■ Extracted information:
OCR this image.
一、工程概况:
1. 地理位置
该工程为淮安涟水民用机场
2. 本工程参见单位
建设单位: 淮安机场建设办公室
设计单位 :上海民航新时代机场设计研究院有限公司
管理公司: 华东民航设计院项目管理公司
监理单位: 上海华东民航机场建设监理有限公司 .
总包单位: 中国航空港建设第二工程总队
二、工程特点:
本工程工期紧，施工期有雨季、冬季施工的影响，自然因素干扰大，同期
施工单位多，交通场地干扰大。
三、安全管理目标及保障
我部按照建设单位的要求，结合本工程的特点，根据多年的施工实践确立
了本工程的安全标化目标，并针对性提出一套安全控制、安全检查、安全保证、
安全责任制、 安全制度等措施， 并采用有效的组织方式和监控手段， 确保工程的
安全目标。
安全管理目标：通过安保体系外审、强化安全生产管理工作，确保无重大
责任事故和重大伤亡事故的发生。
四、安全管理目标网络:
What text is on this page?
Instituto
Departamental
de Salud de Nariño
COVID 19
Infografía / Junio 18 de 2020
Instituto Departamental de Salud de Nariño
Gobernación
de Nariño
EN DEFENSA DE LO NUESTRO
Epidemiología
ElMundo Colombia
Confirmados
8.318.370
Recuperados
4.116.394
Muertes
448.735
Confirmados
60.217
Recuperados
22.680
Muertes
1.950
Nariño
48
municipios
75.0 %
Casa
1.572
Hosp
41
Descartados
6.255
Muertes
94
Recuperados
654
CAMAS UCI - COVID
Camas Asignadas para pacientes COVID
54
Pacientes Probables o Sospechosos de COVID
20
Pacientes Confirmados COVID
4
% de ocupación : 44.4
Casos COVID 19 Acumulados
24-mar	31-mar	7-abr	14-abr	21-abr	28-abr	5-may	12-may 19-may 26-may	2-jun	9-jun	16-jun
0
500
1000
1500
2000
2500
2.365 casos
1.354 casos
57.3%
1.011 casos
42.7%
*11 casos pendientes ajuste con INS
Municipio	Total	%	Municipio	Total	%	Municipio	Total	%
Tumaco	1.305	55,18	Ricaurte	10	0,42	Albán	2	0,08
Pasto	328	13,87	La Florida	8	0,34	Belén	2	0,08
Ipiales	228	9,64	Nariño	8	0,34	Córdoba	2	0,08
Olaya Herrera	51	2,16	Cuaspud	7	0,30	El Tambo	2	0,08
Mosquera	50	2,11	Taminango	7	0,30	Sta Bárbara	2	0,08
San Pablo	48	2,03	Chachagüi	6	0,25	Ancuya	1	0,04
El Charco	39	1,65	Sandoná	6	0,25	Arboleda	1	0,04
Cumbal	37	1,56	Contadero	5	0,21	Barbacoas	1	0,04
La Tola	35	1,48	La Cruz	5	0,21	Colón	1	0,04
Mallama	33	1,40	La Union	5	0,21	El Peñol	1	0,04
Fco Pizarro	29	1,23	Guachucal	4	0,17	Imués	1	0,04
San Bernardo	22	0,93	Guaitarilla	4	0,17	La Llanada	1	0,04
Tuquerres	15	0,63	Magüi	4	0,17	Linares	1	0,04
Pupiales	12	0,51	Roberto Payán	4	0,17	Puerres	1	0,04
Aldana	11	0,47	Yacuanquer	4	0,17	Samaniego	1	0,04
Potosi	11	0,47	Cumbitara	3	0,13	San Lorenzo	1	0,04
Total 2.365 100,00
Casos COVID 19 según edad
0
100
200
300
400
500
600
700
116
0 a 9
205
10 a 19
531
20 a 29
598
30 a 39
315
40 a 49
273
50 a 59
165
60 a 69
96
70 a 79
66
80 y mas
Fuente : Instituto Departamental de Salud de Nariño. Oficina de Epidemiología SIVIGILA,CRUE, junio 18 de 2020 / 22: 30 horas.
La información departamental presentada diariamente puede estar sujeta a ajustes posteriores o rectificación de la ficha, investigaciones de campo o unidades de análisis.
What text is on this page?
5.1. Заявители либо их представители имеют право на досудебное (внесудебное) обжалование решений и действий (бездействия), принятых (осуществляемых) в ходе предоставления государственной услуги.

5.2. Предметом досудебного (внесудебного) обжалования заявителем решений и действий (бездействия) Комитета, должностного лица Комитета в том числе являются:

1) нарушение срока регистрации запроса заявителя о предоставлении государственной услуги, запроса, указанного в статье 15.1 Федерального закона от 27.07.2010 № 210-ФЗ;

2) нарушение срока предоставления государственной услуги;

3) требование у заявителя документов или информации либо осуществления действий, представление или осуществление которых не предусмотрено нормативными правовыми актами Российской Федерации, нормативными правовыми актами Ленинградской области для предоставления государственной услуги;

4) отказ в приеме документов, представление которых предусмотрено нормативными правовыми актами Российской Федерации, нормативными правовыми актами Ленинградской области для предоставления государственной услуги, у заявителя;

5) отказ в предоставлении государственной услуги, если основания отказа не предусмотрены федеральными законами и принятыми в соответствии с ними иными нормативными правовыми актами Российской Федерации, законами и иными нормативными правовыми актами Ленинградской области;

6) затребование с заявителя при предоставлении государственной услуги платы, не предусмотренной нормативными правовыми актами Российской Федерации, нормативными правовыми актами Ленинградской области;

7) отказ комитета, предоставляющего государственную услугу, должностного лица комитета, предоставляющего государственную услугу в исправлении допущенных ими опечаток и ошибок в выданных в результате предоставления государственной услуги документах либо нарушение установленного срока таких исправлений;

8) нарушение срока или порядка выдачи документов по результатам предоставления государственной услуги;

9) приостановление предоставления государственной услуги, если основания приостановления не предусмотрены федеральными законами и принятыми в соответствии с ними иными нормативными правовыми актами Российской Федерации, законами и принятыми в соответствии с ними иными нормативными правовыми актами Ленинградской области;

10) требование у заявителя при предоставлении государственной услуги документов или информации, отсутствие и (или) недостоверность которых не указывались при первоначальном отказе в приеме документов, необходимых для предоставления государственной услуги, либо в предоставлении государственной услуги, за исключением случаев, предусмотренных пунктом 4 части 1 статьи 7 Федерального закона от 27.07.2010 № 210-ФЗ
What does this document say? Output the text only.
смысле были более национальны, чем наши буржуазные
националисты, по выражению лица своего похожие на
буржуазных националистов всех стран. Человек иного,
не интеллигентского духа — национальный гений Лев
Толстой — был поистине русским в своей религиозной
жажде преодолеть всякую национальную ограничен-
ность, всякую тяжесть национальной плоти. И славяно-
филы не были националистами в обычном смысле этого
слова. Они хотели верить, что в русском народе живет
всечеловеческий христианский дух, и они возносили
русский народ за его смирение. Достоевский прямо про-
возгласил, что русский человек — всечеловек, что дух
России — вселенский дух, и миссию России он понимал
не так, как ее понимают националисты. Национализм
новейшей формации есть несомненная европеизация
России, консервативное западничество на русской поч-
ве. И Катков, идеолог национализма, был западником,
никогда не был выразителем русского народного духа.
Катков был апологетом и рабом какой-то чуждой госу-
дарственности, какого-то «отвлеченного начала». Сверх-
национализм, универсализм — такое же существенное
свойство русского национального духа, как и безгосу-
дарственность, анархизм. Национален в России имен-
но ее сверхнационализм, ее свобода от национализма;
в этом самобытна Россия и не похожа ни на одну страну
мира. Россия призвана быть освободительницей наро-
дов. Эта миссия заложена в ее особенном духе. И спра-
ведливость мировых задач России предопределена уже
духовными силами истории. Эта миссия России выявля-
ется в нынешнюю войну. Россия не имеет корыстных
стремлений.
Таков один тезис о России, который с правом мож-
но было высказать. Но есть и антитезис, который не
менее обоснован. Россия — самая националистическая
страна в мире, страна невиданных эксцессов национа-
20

■ Task objective: Print the material once more, exactly.

■ Result of this task:
OCR this image.
一、工程概况:
1. 地理位置
该工程为淮安涟水民用机场
2. 本工程参见单位
建设单位: 淮安机场建设办公室
设计单位 :上海民航新时代机场设计研究院有限公司
管理公司: 华东民航设计院项目管理公司
监理单位: 上海华东民航机场建设监理有限公司 .
总包单位: 中国航空港建设第二工程总队
二、工程特点:
本工程工期紧，施工期有雨季、冬季施工的影响，自然因素干扰大，同期
施工单位多，交通场地干扰大。
三、安全管理目标及保障
我部按照建设单位的要求，结合本工程的特点，根据多年的施工实践确立
了本工程的安全标化目标，并针对性提出一套安全控制、安全检查、安全保证、
安全责任制、 安全制度等措施， 并采用有效的组织方式和监控手段， 确保工程的
安全目标。
安全管理目标：通过安保体系外审、强化安全生产管理工作，确保无重大
责任事故和重大伤亡事故的发生。
四、安全管理目标网络:
What text is on this page?
Instituto
Departamental
de Salud de Nariño
COVID 19
Infografía / Junio 18 de 2020
Instituto Departamental de Salud de Nariño
Gobernación
de Nariño
EN DEFENSA DE LO NUESTRO
Epidemiología
ElMundo Colombia
Confirmados
8.318.370
Recuperados
4.116.394
Muertes
448.735
Confirmados
60.217
Recuperados
22.680
Muertes
1.950
Nariño
48
municipios
75.0 %
Casa
1.572
Hosp
41
Descartados
6.255
Muertes
94
Recuperados
654
CAMAS UCI - COVID
Camas Asignadas para pacientes COVID
54
Pacientes Probables o Sospechosos de COVID
20
Pacientes Confirmados COVID
4
% de ocupación : 44.4
Casos COVID 19 Acumulados
24-mar	31-mar	7-abr	14-abr	21-abr	28-abr	5-may	12-may 19-may 26-may	2-jun	9-jun	16-jun
0
500
1000
1500
2000
2500
2.365 casos
1.354 casos
57.3%
1.011 casos
42.7%
*11 casos pendientes ajuste con INS
Municipio	Total	%	Municipio	Total	%	Municipio	Total	%
Tumaco	1.305	55,18	Ricaurte	10	0,42	Albán	2	0,08
Pasto	328	13,87	La Florida	8	0,34	Belén	2	0,08
Ipiales	228	9,64	Nariño	8	0,34	Córdoba	2	0,08
Olaya Herrera	51	2,16	Cuaspud	7	0,30	El Tambo	2	0,08
Mosquera	50	2,11	Taminango	7	0,30	Sta Bárbara	2	0,08
San Pablo	48	2,03	Chachagüi	6	0,25	Ancuya	1	0,04
El Charco	39	1,65	Sandoná	6	0,25	Arboleda	1	0,04
Cumbal	37	1,56	Contadero	5	0,21	Barbacoas	1	0,04
La Tola	35	1,48	La Cruz	5	0,21	Colón	1	0,04
Mallama	33	1,40	La Union	5	0,21	El Peñol	1	0,04
Fco Pizarro	29	1,23	Guachucal	4	0,17	Imués	1	0,04
San Bernardo	22	0,93	Guaitarilla	4	0,17	La Llanada	1	0,04
Tuquerres	15	0,63	Magüi	4	0,17	Linares	1	0,04
Pupiales	12	0,51	Roberto Payán	4	0,17	Puerres	1	0,04
Aldana	11	0,47	Yacuanquer	4	0,17	Samaniego	1	0,04
Potosi	11	0,47	Cumbitara	3	0,13	San Lorenzo	1	0,04
Total 2.365 100,00
Casos COVID 19 según edad
0
100
200
300
400
500
600
700
116
0 a 9
205
10 a 19
531
20 a 29
598
30 a 39
315
40 a 49
273
50 a 59
165
60 a 69
96
70 a 79
66
80 y mas
Fuente : Instituto Departamental de Salud de Nariño. Oficina de Epidemiología SIVIGILA,CRUE, junio 18 de 2020 / 22: 30 horas.
La información departamental presentada diariamente puede estar sujeta a ajustes posteriores o rectificación de la ficha, investigaciones de campo o unidades de análisis.
What text is on this page?
5.1. Заявители либо их представители имеют право на досудебное (внесудебное) обжалование решений и действий (бездействия), принятых (осуществляемых) в ходе предоставления государственной услуги.

5.2. Предметом досудебного (внесудебного) обжалования заявителем решений и действий (бездействия) Комитета, должностного лица Комитета в том числе являются:

1) нарушение срока регистрации запроса заявителя о предоставлении государственной услуги, запроса, указанного в статье 15.1 Федерального закона от 27.07.2010 № 210-ФЗ;

2) нарушение срока предоставления государственной услуги;

3) требование у заявителя документов или информации либо осуществления действий, представление или осуществление которых не предусмотрено нормативными правовыми актами Российской Федерации, нормативными правовыми актами Ленинградской области для предоставления государственной услуги;

4) отказ в приеме документов, представление которых предусмотрено нормативными правовыми актами Российской Федерации, нормативными правовыми актами Ленинградской области для предоставления государственной услуги, у заявителя;

5) отказ в предоставлении государственной услуги, если основания отказа не предусмотрены федеральными законами и принятыми в соответствии с ними иными нормативными правовыми актами Российской Федерации, законами и иными нормативными правовыми актами Ленинградской области;

6) затребование с заявителя при предоставлении государственной услуги платы, не предусмотренной нормативными правовыми актами Российской Федерации, нормативными правовыми актами Ленинградской области;

7) отказ комитета, предоставляющего государственную услугу, должностного лица комитета, предоставляющего государственную услугу в исправлении допущенных ими опечаток и ошибок в выданных в результате предоставления государственной услуги документах либо нарушение установленного срока таких исправлений;

8) нарушение срока или порядка выдачи документов по результатам предоставления государственной услуги;

9) приостановление предоставления государственной услуги, если основания приостановления не предусмотрены федеральными законами и принятыми в соответствии с ними иными нормативными правовыми актами Российской Федерации, законами и принятыми в соответствии с ними иными нормативными правовыми актами Ленинградской области;

10) требование у заявителя при предоставлении государственной услуги документов или информации, отсутствие и (или) недостоверность которых не указывались при первоначальном отказе в приеме документов, необходимых для предоставления государственной услуги, либо в предоставлении государственной услуги, за исключением случаев, предусмотренных пунктом 4 части 1 статьи 7 Федерального закона от 27.07.2010 № 210-ФЗ
What does this document say? Output the text only.
смысле были более национальны, чем наши буржуазные
националисты, по выражению лица своего похожие на
буржуазных националистов всех стран. Человек иного,
не интеллигентского духа — национальный гений Лев
Толстой — был поистине русским в своей религиозной
жажде преодолеть всякую национальную ограничен-
ность, всякую тяжесть национальной плоти. И славяно-
филы не были националистами в обычном смысле этого
слова. Они хотели верить, что в русском народе живет
всечеловеческий христианский дух, и они возносили
русский народ за его смирение. Достоевский прямо про-
возгласил, что русский человек — всечеловек, что дух
России — вселенский дух, и миссию России он понимал
не так, как ее понимают националисты. Национализм
новейшей формации есть несомненная европеизация
России, консервативное западничество на русской поч-
ве. И Катков, идеолог национализма, был западником,
никогда не был выразителем русского народного духа.
Катков был апологетом и рабом какой-то чуждой госу-
дарственности, какого-то «отвлеченного начала». Сверх-
национализм, универсализм — такое же существенное
свойство русского национального духа, как и безгосу-
дарственность, анархизм. Национален в России имен-
но ее сверхнационализм, ее свобода от национализма;
в этом самобытна Россия и не похожа ни на одну страну
мира. Россия призвана быть освободительницей наро-
дов. Эта миссия заложена в ее особенном духе. И спра-
ведливость мировых задач России предопределена уже
духовными силами истории. Эта миссия России выявля-
ется в нынешнюю войну. Россия не имеет корыстных
стремлений.
Таков один тезис о России, который с правом мож-
но было высказать. Но есть и антитезис, который не
менее обоснован. Россия — самая националистическая
страна в мире, страна невиданных эксцессов национа-
20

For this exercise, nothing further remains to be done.